* Stored data entries:

************

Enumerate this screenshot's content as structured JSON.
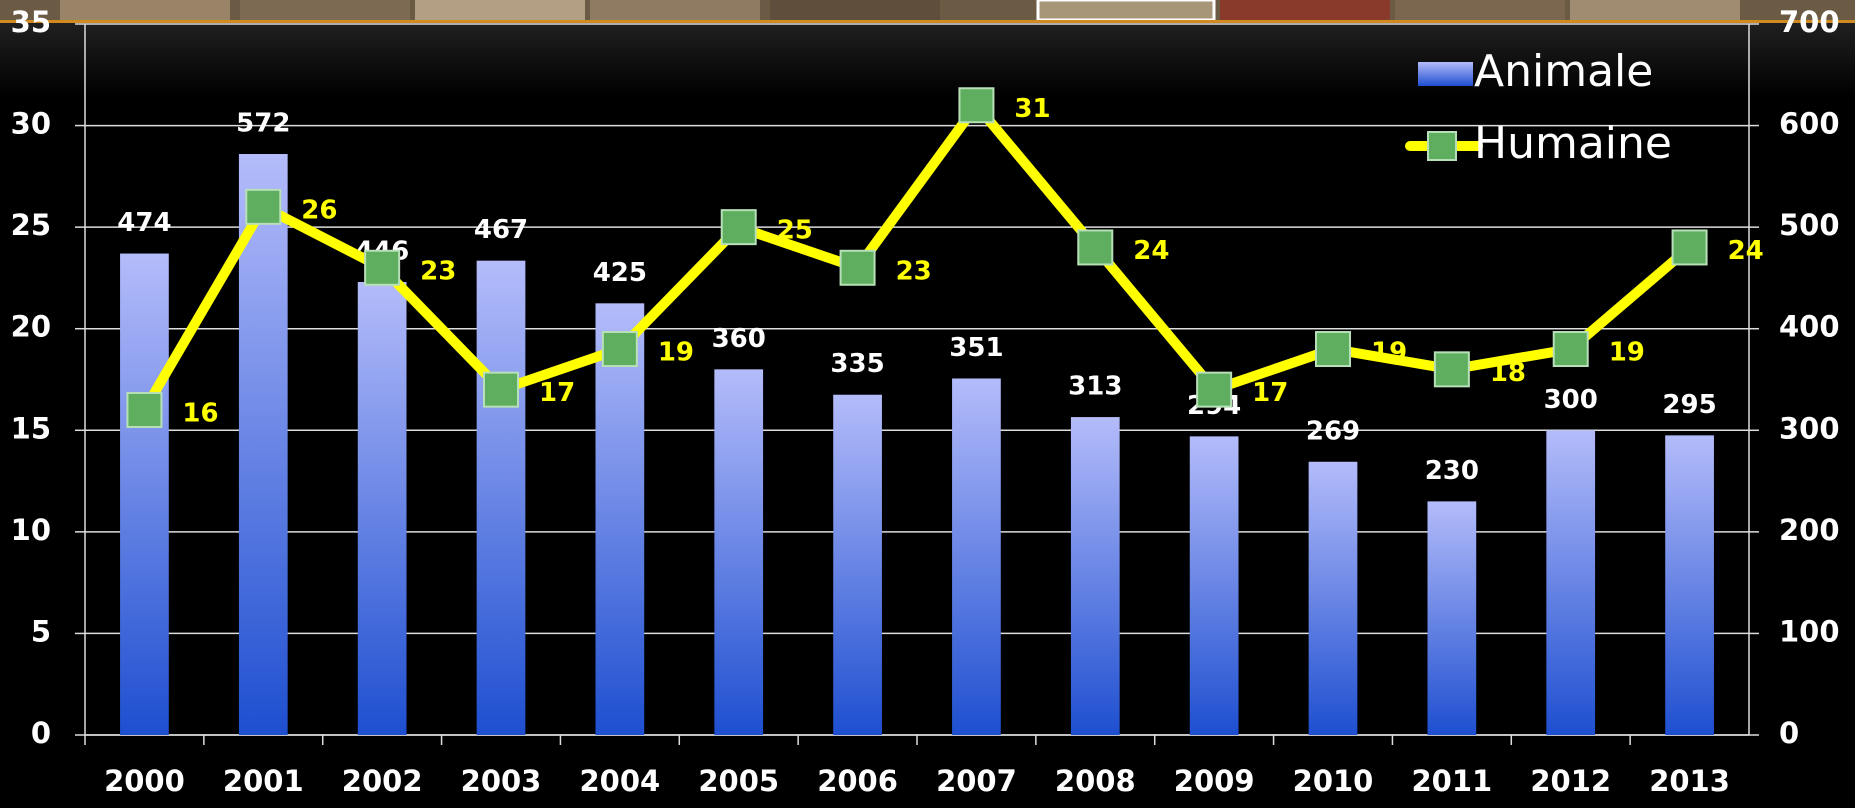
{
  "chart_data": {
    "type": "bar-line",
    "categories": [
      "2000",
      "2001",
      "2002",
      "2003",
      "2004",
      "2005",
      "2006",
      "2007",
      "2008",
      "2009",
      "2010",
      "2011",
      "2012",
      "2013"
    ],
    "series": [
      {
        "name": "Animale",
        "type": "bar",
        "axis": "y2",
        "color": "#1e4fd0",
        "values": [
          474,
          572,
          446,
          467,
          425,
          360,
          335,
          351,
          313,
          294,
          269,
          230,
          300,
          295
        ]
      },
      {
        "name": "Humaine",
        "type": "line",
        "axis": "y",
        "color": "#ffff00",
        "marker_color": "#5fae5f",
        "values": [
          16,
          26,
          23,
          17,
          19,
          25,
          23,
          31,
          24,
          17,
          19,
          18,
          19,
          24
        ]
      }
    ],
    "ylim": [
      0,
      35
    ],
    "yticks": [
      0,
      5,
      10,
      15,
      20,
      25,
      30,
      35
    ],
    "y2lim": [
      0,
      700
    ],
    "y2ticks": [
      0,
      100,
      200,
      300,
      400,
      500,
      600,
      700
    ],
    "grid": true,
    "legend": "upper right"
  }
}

************

Copy the data exactly. Any picture it contains is to be omitted.

* CORRECT RESPONSE:
Enumerate this screenshot's content as structured JSON.
{
  "chart_data": {
    "type": "bar-line",
    "categories": [
      "2000",
      "2001",
      "2002",
      "2003",
      "2004",
      "2005",
      "2006",
      "2007",
      "2008",
      "2009",
      "2010",
      "2011",
      "2012",
      "2013"
    ],
    "series": [
      {
        "name": "Animale",
        "type": "bar",
        "axis": "y2",
        "color": "#1e4fd0",
        "values": [
          474,
          572,
          446,
          467,
          425,
          360,
          335,
          351,
          313,
          294,
          269,
          230,
          300,
          295
        ]
      },
      {
        "name": "Humaine",
        "type": "line",
        "axis": "y",
        "color": "#ffff00",
        "marker_color": "#5fae5f",
        "values": [
          16,
          26,
          23,
          17,
          19,
          25,
          23,
          31,
          24,
          17,
          19,
          18,
          19,
          24
        ]
      }
    ],
    "ylim": [
      0,
      35
    ],
    "yticks": [
      0,
      5,
      10,
      15,
      20,
      25,
      30,
      35
    ],
    "y2lim": [
      0,
      700
    ],
    "y2ticks": [
      0,
      100,
      200,
      300,
      400,
      500,
      600,
      700
    ],
    "grid": true,
    "legend": "upper right"
  }
}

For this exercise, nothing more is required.